*Source records*.
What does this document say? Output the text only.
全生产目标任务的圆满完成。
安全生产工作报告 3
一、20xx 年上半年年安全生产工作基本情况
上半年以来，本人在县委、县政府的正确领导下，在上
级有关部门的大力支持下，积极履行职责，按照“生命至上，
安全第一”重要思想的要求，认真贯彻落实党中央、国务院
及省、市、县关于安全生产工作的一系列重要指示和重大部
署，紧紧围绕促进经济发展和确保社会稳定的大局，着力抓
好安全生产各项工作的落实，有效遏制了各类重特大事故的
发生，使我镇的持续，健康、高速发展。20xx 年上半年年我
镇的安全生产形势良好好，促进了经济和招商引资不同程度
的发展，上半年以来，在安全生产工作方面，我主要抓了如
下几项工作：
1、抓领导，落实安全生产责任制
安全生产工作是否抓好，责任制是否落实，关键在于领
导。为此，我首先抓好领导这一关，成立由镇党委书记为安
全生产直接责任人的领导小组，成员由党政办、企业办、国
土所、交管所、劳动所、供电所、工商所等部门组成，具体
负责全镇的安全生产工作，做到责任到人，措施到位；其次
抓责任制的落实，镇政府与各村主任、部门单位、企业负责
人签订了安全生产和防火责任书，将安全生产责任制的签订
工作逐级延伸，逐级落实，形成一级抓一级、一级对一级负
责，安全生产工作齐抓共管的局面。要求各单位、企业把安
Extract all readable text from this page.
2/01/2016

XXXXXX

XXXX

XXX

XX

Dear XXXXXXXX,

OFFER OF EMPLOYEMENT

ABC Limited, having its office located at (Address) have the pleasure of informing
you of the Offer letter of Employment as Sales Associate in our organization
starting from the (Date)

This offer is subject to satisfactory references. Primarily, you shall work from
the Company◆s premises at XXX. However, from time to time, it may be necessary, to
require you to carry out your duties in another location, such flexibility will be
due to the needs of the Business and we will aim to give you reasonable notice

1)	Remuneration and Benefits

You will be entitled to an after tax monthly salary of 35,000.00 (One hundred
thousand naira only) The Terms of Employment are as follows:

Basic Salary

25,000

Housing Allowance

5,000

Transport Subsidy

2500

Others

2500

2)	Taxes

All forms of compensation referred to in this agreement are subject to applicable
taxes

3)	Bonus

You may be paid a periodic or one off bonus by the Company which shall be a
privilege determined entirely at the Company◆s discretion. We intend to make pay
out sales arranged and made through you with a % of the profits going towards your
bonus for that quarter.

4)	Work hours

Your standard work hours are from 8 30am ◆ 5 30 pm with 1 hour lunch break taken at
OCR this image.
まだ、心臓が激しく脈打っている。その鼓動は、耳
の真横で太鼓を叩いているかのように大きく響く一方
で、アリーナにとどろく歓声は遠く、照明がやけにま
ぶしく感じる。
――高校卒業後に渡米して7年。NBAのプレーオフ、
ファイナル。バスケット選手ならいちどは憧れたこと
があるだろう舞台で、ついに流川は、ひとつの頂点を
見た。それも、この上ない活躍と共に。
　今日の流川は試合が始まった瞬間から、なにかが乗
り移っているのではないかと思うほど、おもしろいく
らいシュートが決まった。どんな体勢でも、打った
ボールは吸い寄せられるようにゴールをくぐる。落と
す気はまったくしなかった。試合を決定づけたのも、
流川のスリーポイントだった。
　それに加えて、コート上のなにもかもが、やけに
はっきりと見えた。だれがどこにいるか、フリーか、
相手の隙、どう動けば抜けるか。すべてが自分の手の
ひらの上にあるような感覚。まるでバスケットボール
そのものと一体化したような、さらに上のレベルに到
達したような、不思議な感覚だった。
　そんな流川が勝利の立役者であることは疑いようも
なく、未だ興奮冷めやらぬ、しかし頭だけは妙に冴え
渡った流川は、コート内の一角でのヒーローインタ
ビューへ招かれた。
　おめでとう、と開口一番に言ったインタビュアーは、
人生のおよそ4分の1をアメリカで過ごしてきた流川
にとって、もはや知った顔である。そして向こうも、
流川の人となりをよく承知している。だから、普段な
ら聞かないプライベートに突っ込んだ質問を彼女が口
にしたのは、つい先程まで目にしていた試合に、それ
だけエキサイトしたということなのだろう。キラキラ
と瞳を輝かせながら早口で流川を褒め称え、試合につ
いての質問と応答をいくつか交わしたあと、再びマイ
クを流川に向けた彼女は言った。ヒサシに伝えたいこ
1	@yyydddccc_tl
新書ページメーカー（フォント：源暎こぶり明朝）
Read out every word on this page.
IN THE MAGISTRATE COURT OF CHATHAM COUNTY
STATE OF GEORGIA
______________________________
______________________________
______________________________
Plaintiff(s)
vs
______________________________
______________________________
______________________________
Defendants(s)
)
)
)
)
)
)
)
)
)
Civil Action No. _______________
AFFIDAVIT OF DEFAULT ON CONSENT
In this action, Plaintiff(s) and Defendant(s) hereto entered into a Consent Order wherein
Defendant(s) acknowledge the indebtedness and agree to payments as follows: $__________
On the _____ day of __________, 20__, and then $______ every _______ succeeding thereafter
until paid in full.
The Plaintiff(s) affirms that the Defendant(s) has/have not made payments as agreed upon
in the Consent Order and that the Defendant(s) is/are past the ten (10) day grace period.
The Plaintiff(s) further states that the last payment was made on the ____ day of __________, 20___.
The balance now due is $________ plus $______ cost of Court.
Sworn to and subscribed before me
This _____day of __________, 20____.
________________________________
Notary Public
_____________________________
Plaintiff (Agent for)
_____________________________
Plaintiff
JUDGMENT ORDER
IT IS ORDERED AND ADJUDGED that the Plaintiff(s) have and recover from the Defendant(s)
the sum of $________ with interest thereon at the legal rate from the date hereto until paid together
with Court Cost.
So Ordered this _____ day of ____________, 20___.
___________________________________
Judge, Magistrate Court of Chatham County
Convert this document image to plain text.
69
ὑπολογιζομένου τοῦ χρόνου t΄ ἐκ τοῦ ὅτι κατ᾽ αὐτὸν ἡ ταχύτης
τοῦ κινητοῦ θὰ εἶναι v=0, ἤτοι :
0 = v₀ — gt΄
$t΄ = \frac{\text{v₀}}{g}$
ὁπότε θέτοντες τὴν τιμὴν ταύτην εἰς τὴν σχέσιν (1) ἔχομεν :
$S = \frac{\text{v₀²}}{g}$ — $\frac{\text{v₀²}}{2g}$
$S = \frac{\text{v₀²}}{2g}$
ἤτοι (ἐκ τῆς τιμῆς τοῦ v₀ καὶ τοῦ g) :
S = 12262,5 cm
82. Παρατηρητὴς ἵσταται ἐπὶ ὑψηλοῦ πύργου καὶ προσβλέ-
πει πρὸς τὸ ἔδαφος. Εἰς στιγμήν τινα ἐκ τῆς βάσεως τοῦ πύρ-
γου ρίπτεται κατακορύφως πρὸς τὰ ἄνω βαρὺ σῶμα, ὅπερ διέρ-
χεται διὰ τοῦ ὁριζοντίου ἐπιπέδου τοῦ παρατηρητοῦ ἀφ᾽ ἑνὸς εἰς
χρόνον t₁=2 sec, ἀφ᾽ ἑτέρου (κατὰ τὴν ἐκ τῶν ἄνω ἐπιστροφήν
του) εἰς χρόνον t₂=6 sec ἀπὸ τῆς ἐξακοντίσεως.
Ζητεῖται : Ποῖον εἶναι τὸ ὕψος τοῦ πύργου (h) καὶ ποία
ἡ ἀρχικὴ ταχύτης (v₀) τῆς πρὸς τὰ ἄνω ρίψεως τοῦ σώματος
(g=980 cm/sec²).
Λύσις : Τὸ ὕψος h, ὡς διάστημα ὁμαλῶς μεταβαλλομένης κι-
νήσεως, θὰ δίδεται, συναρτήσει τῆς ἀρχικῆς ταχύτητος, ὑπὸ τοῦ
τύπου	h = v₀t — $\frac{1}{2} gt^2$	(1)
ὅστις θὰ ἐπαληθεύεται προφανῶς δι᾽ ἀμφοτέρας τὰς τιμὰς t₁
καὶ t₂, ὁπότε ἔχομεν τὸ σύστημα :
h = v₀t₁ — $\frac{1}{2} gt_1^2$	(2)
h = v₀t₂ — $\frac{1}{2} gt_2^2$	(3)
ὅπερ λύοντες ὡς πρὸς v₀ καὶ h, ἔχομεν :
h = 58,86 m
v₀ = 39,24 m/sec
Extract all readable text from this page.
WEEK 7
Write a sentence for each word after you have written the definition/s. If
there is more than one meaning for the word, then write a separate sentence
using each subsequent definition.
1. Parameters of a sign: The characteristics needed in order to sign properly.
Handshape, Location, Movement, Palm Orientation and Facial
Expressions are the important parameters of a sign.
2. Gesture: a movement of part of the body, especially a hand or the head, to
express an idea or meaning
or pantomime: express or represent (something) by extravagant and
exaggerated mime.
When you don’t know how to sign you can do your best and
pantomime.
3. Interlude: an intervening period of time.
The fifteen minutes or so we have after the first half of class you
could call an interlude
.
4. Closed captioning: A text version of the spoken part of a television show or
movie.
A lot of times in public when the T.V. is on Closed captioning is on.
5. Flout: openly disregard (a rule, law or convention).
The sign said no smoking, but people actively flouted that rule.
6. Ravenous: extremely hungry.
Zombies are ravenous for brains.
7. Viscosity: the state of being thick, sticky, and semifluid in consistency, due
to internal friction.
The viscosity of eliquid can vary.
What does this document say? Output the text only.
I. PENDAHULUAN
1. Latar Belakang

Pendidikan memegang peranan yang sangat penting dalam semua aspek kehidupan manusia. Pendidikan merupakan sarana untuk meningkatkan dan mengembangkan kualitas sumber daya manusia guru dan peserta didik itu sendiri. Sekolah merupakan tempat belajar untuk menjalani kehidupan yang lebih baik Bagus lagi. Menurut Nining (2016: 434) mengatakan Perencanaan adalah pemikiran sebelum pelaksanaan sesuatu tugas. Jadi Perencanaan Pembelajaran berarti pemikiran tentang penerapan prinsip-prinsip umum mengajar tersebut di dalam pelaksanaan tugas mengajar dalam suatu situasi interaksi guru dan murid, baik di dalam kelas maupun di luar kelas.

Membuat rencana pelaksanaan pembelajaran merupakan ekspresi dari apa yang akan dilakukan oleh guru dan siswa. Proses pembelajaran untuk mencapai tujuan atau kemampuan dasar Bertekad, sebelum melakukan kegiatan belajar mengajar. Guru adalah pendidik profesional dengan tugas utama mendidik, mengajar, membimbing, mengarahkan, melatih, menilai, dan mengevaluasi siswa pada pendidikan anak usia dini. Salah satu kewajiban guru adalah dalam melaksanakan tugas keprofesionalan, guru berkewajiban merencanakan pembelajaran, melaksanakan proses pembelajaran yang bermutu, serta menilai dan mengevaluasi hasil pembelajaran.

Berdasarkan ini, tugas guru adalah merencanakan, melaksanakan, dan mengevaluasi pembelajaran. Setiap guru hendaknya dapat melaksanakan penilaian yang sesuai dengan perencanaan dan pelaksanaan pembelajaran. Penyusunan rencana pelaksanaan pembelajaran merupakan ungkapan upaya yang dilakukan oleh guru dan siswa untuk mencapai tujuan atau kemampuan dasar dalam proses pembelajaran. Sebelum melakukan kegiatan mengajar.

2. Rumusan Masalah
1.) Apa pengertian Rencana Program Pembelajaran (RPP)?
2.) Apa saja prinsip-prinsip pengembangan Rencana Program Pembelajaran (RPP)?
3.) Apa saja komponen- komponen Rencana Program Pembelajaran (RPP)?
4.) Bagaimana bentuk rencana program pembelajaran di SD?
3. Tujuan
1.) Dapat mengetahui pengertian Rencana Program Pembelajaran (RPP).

*Challenge*. Look through the entries above. Extract each line with the word "Closed".

*Problem solution*.
4. Closed captioning: A text version of the spoken part of a television show or
A lot of times in public when the T.V. is on Closed captioning is on.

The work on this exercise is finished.